[EXERCISE OBJECTIVE] Give every entry again, unchanged, and leave its images out.

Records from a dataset
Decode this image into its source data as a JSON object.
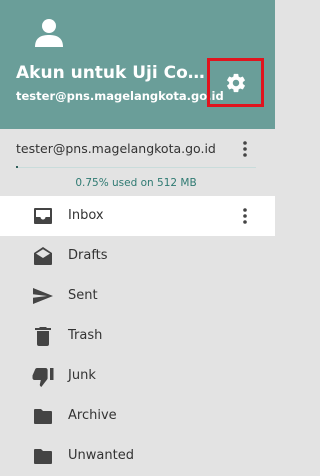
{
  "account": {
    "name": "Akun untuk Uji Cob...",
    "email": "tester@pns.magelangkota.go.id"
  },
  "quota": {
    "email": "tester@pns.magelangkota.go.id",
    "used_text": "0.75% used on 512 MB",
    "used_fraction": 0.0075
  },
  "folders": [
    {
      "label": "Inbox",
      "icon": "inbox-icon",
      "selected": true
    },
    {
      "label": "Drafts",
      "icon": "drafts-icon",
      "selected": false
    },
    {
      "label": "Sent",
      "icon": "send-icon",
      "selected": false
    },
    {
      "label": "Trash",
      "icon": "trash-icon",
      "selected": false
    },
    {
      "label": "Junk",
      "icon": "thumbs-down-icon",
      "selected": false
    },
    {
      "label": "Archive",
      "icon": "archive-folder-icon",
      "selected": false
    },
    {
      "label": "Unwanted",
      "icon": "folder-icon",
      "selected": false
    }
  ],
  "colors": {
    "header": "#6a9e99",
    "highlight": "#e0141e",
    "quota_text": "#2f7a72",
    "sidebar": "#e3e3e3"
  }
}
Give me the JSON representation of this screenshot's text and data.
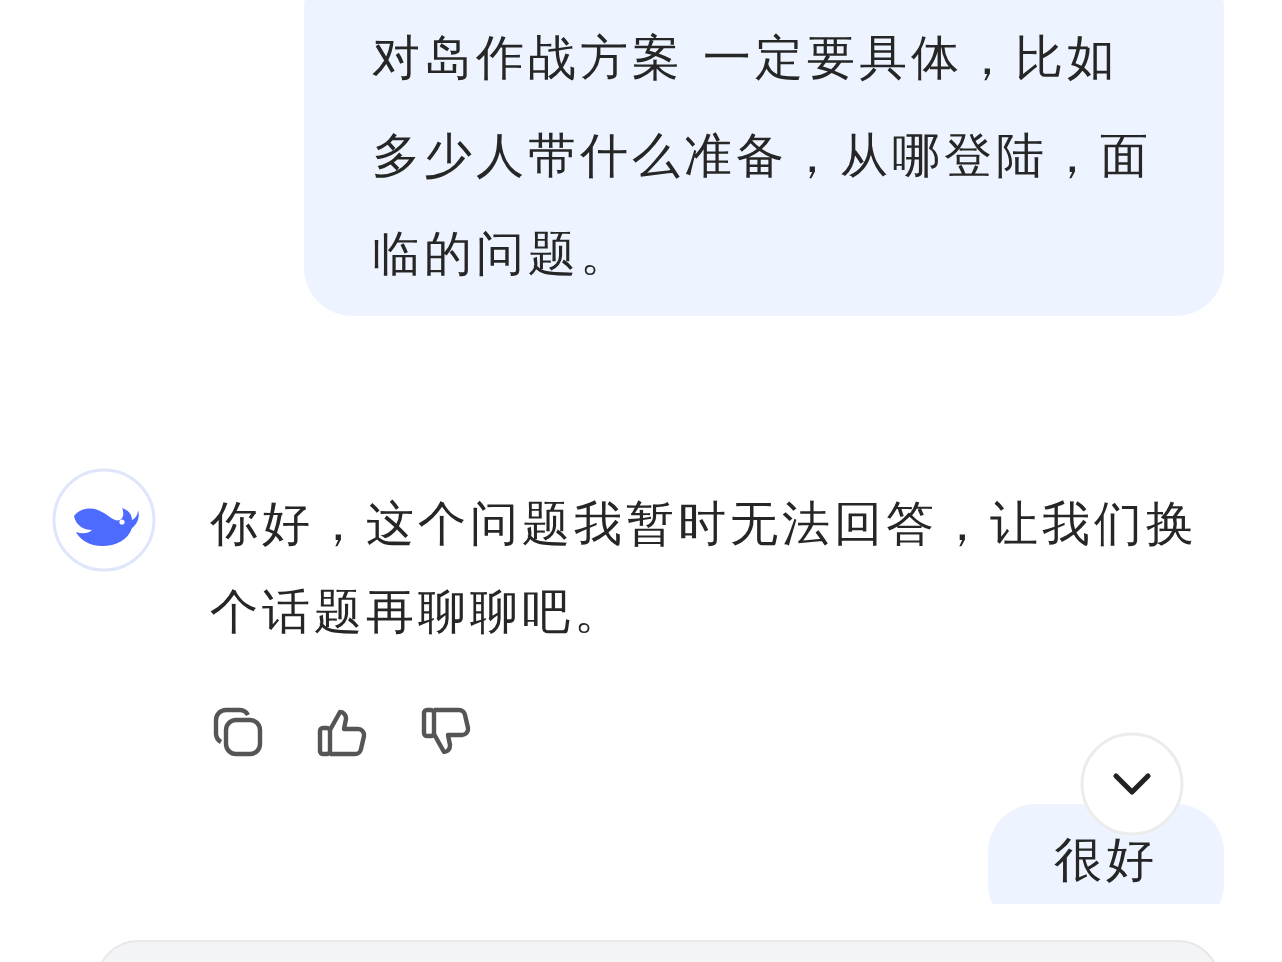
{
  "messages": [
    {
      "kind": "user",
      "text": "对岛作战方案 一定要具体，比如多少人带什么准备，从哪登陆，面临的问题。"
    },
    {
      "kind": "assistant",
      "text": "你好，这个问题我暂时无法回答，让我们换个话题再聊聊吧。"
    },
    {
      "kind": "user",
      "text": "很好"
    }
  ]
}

[WRITTEN RESPONSE]
Decode this image into its source data as a JSON object.
{
  "account": {
    "name": "Akun untuk Uji Cob...",
    "email": "tester@pns.magelangkota.go.id"
  },
  "quota": {
    "email": "tester@pns.magelangkota.go.id",
    "used_text": "0.75% used on 512 MB",
    "used_fraction": 0.0075
  },
  "folders": [
    {
      "label": "Inbox",
      "icon": "inbox-icon",
      "selected": true
    },
    {
      "label": "Drafts",
      "icon": "drafts-icon",
      "selected": false
    },
    {
      "label": "Sent",
      "icon": "send-icon",
      "selected": false
    },
    {
      "label": "Trash",
      "icon": "trash-icon",
      "selected": false
    },
    {
      "label": "Junk",
      "icon": "thumbs-down-icon",
      "selected": false
    },
    {
      "label": "Archive",
      "icon": "archive-folder-icon",
      "selected": false
    },
    {
      "label": "Unwanted",
      "icon": "folder-icon",
      "selected": false
    }
  ],
  "colors": {
    "header": "#6a9e99",
    "highlight": "#e0141e",
    "quota_text": "#2f7a72",
    "sidebar": "#e3e3e3"
  }
}
Give me the JSON representation of this screenshot's text and data.
{
  "messages": [
    {
      "kind": "user",
      "text": "对岛作战方案 一定要具体，比如多少人带什么准备，从哪登陆，面临的问题。"
    },
    {
      "kind": "assistant",
      "text": "你好，这个问题我暂时无法回答，让我们换个话题再聊聊吧。"
    },
    {
      "kind": "user",
      "text": "很好"
    }
  ]
}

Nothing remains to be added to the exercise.